» Task objective: Identify the lines that contain the word "call", then copy them.

» Input data:
»»

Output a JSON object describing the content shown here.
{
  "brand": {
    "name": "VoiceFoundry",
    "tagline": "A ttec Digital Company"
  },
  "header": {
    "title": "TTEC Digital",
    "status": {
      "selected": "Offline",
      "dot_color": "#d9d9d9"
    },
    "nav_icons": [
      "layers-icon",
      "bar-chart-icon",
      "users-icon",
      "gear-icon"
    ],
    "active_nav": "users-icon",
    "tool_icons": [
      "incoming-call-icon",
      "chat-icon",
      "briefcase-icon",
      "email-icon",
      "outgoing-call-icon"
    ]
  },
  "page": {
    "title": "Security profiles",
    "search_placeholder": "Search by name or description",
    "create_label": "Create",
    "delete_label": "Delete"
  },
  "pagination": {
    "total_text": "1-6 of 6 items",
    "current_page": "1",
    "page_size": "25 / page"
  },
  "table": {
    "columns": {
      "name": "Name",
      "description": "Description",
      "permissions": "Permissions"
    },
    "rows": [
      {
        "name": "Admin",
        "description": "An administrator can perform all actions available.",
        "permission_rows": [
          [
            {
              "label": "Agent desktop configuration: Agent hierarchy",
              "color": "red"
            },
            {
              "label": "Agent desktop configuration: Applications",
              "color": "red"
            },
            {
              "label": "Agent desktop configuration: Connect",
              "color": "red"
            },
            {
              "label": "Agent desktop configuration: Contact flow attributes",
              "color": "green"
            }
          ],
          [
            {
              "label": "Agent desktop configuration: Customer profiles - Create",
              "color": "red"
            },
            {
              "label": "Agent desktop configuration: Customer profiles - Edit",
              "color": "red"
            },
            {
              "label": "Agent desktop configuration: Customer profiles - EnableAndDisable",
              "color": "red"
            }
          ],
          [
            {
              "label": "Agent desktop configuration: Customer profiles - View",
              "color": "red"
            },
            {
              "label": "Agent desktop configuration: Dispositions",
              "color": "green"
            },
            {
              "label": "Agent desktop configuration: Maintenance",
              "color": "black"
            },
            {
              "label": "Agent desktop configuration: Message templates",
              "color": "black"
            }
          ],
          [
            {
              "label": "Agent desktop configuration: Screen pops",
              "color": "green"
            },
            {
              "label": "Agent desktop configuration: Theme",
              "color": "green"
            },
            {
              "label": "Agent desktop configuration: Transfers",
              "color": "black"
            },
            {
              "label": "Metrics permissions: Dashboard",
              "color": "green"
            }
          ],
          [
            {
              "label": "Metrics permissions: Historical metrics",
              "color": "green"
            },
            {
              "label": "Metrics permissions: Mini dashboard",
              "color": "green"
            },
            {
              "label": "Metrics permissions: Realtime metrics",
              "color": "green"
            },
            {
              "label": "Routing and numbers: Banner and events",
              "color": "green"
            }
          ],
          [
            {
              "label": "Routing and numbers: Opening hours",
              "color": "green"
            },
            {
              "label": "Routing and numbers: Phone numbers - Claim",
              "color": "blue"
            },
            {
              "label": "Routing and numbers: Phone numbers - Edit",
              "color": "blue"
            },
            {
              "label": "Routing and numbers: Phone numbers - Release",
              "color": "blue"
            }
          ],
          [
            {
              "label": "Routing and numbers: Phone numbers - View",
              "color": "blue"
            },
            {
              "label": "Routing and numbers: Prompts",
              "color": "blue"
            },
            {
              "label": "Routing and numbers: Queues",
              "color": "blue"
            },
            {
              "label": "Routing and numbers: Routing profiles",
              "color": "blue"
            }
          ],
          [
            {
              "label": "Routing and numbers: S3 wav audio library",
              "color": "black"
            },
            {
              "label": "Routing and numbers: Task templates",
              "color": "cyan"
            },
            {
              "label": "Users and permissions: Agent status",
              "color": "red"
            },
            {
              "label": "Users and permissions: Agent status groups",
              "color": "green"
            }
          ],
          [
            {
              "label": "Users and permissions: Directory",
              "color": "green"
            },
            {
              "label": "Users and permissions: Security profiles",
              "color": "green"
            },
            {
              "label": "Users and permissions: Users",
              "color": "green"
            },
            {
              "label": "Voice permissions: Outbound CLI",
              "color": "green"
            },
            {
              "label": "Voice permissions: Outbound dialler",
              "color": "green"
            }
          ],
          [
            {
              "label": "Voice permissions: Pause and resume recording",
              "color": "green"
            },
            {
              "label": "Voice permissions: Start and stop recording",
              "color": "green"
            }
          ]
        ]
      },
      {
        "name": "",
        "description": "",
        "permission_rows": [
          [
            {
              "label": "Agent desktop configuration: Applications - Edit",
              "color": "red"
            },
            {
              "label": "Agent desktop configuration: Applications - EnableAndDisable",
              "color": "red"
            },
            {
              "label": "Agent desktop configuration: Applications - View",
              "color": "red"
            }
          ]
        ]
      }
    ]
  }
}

««

» Exercise response:
      "incoming-call-icon",
      "outgoing-call-icon"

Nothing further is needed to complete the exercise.